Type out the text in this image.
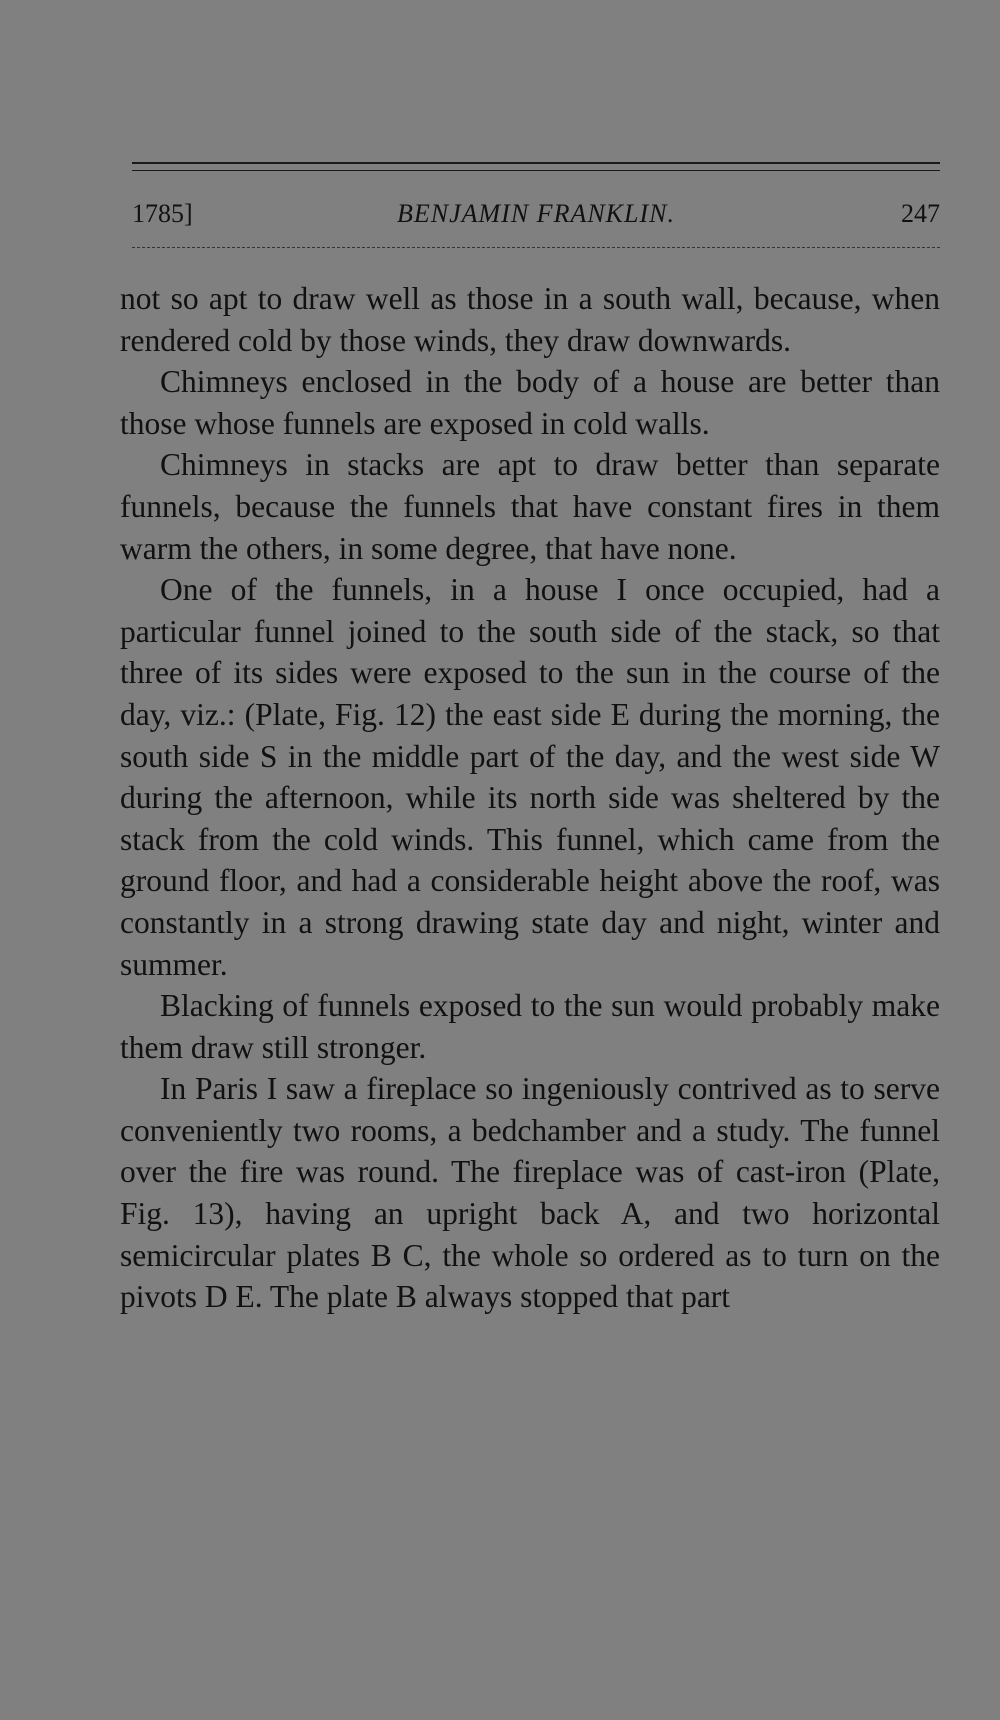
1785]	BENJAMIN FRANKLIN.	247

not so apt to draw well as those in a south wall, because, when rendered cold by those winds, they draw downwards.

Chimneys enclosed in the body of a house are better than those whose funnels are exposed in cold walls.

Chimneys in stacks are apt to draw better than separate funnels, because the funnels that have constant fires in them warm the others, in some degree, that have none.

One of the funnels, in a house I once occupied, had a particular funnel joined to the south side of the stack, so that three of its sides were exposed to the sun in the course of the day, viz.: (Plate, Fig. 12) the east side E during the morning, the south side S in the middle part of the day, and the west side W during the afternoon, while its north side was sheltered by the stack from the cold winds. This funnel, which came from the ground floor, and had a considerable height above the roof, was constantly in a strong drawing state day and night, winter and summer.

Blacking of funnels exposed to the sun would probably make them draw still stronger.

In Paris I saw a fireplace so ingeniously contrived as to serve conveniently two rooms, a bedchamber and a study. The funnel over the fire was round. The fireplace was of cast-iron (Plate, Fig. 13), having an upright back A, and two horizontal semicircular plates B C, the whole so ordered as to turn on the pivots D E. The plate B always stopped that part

:::::

→ **OBJECTIVE**
Repeat the full listing above exactly, with no pictures in the copy.

→ **RESULT BELOW**
Type out the text in this image.
1785]	BENJAMIN FRANKLIN.	247

not so apt to draw well as those in a south wall, because, when rendered cold by those winds, they draw downwards.

Chimneys enclosed in the body of a house are better than those whose funnels are exposed in cold walls.

Chimneys in stacks are apt to draw better than separate funnels, because the funnels that have constant fires in them warm the others, in some degree, that have none.

One of the funnels, in a house I once occupied, had a particular funnel joined to the south side of the stack, so that three of its sides were exposed to the sun in the course of the day, viz.: (Plate, Fig. 12) the east side E during the morning, the south side S in the middle part of the day, and the west side W during the afternoon, while its north side was sheltered by the stack from the cold winds. This funnel, which came from the ground floor, and had a considerable height above the roof, was constantly in a strong drawing state day and night, winter and summer.

Blacking of funnels exposed to the sun would probably make them draw still stronger.

In Paris I saw a fireplace so ingeniously contrived as to serve conveniently two rooms, a bedchamber and a study. The funnel over the fire was round. The fireplace was of cast-iron (Plate, Fig. 13), having an upright back A, and two horizontal semicircular plates B C, the whole so ordered as to turn on the pivots D E. The plate B always stopped that part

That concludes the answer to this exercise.